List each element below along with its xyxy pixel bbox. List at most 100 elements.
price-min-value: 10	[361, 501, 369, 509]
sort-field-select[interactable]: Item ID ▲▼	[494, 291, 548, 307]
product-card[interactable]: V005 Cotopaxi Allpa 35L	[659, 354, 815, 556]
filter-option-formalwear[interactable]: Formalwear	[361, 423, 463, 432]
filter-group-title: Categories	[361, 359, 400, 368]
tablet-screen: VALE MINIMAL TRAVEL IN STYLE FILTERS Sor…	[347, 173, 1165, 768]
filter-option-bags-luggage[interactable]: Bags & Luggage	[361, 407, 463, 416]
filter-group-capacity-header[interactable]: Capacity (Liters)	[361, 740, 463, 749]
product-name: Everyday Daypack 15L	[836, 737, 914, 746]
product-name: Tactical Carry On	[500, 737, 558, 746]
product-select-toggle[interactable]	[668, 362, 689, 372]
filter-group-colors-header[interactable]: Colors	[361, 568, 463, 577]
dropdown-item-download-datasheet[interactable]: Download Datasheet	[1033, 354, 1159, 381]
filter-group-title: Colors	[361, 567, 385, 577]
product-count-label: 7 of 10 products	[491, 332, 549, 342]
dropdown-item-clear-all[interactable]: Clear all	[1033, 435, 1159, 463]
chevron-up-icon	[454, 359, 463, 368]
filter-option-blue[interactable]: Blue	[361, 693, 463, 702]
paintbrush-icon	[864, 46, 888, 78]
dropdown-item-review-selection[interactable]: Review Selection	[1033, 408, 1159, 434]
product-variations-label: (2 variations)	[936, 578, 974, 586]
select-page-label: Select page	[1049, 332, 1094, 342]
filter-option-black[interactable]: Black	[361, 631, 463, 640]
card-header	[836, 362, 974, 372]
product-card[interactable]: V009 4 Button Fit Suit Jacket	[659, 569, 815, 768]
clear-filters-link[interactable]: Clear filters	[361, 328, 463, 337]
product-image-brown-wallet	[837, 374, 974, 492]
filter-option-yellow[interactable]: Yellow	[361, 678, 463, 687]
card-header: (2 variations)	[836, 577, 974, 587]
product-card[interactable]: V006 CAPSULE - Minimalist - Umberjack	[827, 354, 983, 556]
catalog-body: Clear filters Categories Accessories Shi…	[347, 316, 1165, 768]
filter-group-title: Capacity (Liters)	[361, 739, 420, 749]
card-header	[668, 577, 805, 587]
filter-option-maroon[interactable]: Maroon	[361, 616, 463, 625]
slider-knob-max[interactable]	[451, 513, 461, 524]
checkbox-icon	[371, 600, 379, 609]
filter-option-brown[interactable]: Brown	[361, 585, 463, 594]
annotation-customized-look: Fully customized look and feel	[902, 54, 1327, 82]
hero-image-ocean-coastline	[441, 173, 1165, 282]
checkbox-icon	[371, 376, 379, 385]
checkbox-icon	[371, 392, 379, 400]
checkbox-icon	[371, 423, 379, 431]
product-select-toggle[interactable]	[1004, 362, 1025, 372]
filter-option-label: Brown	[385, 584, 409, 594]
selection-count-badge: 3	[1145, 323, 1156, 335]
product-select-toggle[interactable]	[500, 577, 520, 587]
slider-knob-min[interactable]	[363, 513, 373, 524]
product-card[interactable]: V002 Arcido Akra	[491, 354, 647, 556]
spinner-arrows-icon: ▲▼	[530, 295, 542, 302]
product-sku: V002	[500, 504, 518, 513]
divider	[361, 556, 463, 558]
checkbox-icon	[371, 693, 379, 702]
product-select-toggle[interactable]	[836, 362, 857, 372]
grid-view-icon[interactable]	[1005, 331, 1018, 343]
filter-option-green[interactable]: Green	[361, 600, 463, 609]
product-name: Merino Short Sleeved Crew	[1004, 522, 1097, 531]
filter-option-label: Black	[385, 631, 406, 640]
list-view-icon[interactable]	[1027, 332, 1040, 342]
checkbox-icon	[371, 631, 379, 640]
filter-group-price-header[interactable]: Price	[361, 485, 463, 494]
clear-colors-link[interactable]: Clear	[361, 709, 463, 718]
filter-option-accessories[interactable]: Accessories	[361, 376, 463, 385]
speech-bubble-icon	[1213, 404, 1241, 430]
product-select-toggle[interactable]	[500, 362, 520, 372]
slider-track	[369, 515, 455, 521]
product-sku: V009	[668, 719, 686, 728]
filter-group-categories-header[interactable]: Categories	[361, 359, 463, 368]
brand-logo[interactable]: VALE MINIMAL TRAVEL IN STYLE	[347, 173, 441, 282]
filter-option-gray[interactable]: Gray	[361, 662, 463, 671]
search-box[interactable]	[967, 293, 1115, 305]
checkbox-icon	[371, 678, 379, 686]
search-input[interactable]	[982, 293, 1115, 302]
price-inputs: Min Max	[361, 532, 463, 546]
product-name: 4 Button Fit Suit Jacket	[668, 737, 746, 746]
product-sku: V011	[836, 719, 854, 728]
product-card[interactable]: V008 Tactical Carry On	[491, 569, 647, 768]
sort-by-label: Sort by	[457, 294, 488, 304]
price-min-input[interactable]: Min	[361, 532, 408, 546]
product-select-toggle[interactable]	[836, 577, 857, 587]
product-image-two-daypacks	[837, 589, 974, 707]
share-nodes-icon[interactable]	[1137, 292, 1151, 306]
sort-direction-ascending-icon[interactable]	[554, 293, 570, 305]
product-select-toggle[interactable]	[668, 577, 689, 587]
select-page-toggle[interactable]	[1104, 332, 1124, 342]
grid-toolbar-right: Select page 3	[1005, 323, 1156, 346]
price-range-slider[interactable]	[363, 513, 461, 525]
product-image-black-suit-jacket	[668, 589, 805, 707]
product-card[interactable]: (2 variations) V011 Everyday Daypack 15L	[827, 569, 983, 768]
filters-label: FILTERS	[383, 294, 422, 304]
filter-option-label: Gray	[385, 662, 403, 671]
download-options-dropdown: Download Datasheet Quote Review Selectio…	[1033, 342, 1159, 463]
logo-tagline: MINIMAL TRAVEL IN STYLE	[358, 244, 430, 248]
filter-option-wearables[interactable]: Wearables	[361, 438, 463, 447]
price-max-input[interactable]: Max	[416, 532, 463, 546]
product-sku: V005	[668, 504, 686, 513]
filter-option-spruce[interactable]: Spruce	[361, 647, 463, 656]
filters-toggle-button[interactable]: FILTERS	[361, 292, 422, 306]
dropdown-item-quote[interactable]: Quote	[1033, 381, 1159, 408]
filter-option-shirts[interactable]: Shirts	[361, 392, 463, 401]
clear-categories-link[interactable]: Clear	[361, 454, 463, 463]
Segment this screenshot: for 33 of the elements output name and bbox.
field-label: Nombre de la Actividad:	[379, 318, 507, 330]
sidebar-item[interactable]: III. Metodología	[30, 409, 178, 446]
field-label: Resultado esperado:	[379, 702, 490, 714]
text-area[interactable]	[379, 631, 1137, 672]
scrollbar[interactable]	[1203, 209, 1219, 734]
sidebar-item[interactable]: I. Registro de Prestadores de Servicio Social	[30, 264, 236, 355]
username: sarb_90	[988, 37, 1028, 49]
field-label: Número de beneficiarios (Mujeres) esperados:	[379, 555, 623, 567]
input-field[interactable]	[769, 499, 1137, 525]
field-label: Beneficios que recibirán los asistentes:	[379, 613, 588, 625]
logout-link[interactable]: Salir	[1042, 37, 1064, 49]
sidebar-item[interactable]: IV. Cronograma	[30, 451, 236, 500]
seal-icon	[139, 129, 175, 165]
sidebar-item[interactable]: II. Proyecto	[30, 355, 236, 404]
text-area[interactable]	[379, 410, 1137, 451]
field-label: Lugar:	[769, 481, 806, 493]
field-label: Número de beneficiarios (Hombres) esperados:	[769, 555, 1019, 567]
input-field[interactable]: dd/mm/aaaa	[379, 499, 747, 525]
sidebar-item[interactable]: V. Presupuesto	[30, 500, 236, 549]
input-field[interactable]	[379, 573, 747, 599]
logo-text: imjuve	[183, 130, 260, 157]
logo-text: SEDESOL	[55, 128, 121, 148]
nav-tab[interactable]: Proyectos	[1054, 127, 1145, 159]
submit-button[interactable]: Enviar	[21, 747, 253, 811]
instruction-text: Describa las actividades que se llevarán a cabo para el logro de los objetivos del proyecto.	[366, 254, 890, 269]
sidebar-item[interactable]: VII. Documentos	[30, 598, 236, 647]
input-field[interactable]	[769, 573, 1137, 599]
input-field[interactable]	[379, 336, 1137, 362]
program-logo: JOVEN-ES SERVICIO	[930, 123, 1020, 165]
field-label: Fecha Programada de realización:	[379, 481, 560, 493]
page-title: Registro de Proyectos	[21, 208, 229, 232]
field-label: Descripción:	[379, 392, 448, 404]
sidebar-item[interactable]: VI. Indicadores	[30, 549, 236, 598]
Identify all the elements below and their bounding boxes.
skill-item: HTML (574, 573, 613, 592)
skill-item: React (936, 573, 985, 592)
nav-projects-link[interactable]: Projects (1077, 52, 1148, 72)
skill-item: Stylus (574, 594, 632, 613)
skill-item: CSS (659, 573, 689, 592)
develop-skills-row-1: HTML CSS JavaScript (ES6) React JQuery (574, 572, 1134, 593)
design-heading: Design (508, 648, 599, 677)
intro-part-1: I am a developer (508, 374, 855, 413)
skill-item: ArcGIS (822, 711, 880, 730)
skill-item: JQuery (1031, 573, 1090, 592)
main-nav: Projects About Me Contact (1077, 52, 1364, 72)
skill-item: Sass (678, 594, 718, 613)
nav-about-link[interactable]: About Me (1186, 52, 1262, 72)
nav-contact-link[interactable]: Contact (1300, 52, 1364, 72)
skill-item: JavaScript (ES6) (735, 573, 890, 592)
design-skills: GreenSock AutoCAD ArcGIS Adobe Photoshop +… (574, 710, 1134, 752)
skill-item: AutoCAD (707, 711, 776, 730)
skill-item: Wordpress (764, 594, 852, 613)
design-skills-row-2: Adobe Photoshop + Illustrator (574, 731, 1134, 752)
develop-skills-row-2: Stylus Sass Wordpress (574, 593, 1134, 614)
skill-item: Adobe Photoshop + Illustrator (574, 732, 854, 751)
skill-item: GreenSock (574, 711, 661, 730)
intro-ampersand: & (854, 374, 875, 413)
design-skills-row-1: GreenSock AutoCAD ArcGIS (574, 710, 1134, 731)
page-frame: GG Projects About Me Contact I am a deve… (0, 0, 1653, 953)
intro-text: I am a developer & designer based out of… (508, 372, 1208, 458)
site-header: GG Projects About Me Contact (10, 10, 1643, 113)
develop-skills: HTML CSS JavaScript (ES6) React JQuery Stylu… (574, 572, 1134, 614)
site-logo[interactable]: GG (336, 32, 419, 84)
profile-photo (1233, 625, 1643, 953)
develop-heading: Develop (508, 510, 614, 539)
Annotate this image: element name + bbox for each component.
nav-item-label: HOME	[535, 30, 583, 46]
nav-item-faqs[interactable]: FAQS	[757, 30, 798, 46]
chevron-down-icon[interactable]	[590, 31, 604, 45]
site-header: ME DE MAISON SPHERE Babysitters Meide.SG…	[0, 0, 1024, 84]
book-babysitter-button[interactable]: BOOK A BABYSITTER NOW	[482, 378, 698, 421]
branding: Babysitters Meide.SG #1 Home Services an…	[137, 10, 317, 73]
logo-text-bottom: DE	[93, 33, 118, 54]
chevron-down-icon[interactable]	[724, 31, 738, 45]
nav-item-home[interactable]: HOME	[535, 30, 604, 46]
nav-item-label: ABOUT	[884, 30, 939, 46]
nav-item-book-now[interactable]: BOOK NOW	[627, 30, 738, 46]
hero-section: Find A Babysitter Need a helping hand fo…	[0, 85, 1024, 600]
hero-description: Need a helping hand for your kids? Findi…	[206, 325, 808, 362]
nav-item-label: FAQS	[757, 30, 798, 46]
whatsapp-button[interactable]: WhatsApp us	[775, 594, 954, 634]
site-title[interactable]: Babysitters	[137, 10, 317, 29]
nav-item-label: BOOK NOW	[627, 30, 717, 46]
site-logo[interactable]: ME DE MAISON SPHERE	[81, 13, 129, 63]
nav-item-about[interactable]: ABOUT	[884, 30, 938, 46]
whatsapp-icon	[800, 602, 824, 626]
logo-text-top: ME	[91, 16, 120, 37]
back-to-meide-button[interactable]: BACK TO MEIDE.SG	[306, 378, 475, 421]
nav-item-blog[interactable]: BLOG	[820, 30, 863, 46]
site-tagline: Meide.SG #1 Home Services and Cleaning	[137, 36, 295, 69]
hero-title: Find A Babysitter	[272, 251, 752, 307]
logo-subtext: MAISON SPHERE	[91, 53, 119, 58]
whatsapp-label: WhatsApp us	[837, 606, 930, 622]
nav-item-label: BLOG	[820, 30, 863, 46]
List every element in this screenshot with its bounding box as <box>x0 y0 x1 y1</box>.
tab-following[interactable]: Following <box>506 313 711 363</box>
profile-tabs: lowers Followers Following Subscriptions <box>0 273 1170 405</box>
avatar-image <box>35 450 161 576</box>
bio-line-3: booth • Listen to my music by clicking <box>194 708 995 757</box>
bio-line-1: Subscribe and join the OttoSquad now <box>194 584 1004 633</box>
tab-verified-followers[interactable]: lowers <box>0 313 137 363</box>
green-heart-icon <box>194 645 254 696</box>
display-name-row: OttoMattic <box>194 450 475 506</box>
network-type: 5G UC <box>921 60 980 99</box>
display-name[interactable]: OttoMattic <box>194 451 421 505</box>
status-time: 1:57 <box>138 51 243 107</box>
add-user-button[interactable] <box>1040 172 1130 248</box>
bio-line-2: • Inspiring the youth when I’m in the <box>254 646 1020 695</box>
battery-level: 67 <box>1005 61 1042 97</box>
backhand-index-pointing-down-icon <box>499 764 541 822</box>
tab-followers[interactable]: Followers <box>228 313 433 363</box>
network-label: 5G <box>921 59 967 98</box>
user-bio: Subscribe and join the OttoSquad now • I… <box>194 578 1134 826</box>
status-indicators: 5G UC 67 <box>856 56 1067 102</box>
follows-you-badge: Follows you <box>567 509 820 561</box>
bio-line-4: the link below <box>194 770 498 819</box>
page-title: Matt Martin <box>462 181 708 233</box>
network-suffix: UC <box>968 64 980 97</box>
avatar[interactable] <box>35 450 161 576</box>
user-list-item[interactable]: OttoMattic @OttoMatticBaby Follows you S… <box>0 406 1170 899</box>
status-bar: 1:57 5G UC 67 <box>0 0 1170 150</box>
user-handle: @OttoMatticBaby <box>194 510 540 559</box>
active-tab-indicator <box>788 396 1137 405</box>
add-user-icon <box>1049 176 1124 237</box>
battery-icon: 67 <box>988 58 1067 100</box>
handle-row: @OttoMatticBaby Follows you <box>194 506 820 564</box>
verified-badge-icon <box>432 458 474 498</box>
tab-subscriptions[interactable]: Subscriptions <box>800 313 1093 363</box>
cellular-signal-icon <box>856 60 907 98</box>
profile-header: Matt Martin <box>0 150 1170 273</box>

────

### REQUIRED WORK
Reproduce the rows above word for word, from the first row through the row that contains "423, 463, 432]", including that row.

### WRITTEN REPLY
List each element below along with its xyxy pixel bbox. List at most 100 elements.
price-min-value: 10	[361, 501, 369, 509]
sort-field-select[interactable]: Item ID ▲▼	[494, 291, 548, 307]
product-card[interactable]: V005 Cotopaxi Allpa 35L	[659, 354, 815, 556]
filter-option-formalwear[interactable]: Formalwear	[361, 423, 463, 432]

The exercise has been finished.